● **WORK TO DO**
Skip the images and copy each record exactly as written.

● **ENTRIES SHOWN**
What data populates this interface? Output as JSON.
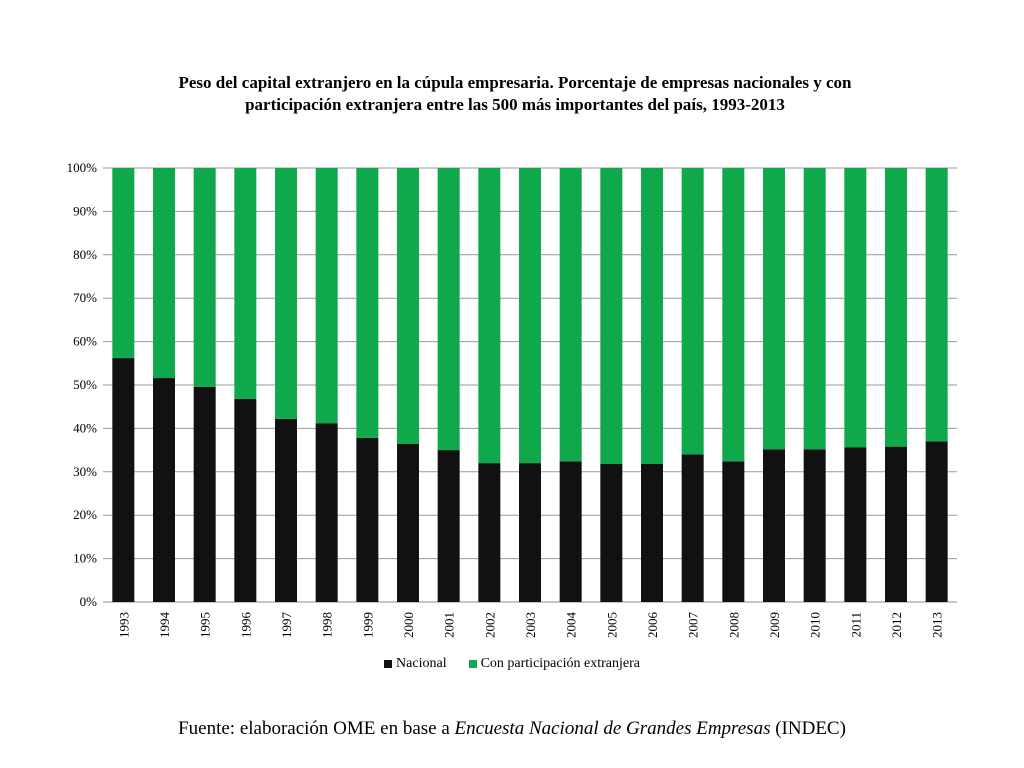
{
  "chart_data": {
    "type": "bar",
    "stacked": true,
    "title_line1": "Peso del capital extranjero en la cúpula empresaria. Porcentaje de empresas nacionales y con",
    "title_line2": "participación extranjera entre las 500 más importantes del país, 1993-2013",
    "categories": [
      "1993",
      "1994",
      "1995",
      "1996",
      "1997",
      "1998",
      "1999",
      "2000",
      "2001",
      "2002",
      "2003",
      "2004",
      "2005",
      "2006",
      "2007",
      "2008",
      "2009",
      "2010",
      "2011",
      "2012",
      "2013"
    ],
    "series": [
      {
        "name": "Nacional",
        "color": "#111111",
        "values": [
          56.2,
          51.6,
          49.6,
          46.8,
          42.2,
          41.2,
          37.8,
          36.4,
          35.0,
          32.0,
          32.0,
          32.4,
          31.8,
          31.8,
          34.0,
          32.4,
          35.2,
          35.2,
          35.6,
          35.8,
          37.0
        ]
      },
      {
        "name": "Con participación extranjera",
        "color": "#0fa84b",
        "values": [
          43.8,
          48.4,
          50.4,
          53.2,
          57.8,
          58.8,
          62.2,
          63.6,
          65.0,
          68.0,
          68.0,
          67.6,
          68.2,
          68.2,
          66.0,
          67.6,
          64.8,
          64.8,
          64.4,
          64.2,
          63.0
        ]
      }
    ],
    "yticks": [
      "0%",
      "10%",
      "20%",
      "30%",
      "40%",
      "50%",
      "60%",
      "70%",
      "80%",
      "90%",
      "100%"
    ],
    "ylim": [
      0,
      100
    ],
    "grid": true,
    "legend_position": "bottom"
  },
  "source": {
    "prefix": "Fuente: elaboración OME en base a ",
    "italic": "Encuesta Nacional de Grandes Empresas",
    "suffix": " (INDEC)"
  }
}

● **RESPONSE TO THE TASK**
What data populates this interface? Output as JSON.
{
  "chart_data": {
    "type": "bar",
    "stacked": true,
    "title_line1": "Peso del capital extranjero en la cúpula empresaria. Porcentaje de empresas nacionales y con",
    "title_line2": "participación extranjera entre las 500 más importantes del país, 1993-2013",
    "categories": [
      "1993",
      "1994",
      "1995",
      "1996",
      "1997",
      "1998",
      "1999",
      "2000",
      "2001",
      "2002",
      "2003",
      "2004",
      "2005",
      "2006",
      "2007",
      "2008",
      "2009",
      "2010",
      "2011",
      "2012",
      "2013"
    ],
    "series": [
      {
        "name": "Nacional",
        "color": "#111111",
        "values": [
          56.2,
          51.6,
          49.6,
          46.8,
          42.2,
          41.2,
          37.8,
          36.4,
          35.0,
          32.0,
          32.0,
          32.4,
          31.8,
          31.8,
          34.0,
          32.4,
          35.2,
          35.2,
          35.6,
          35.8,
          37.0
        ]
      },
      {
        "name": "Con participación extranjera",
        "color": "#0fa84b",
        "values": [
          43.8,
          48.4,
          50.4,
          53.2,
          57.8,
          58.8,
          62.2,
          63.6,
          65.0,
          68.0,
          68.0,
          67.6,
          68.2,
          68.2,
          66.0,
          67.6,
          64.8,
          64.8,
          64.4,
          64.2,
          63.0
        ]
      }
    ],
    "yticks": [
      "0%",
      "10%",
      "20%",
      "30%",
      "40%",
      "50%",
      "60%",
      "70%",
      "80%",
      "90%",
      "100%"
    ],
    "ylim": [
      0,
      100
    ],
    "grid": true,
    "legend_position": "bottom"
  },
  "source": {
    "prefix": "Fuente: elaboración OME en base a ",
    "italic": "Encuesta Nacional de Grandes Empresas",
    "suffix": " (INDEC)"
  }
}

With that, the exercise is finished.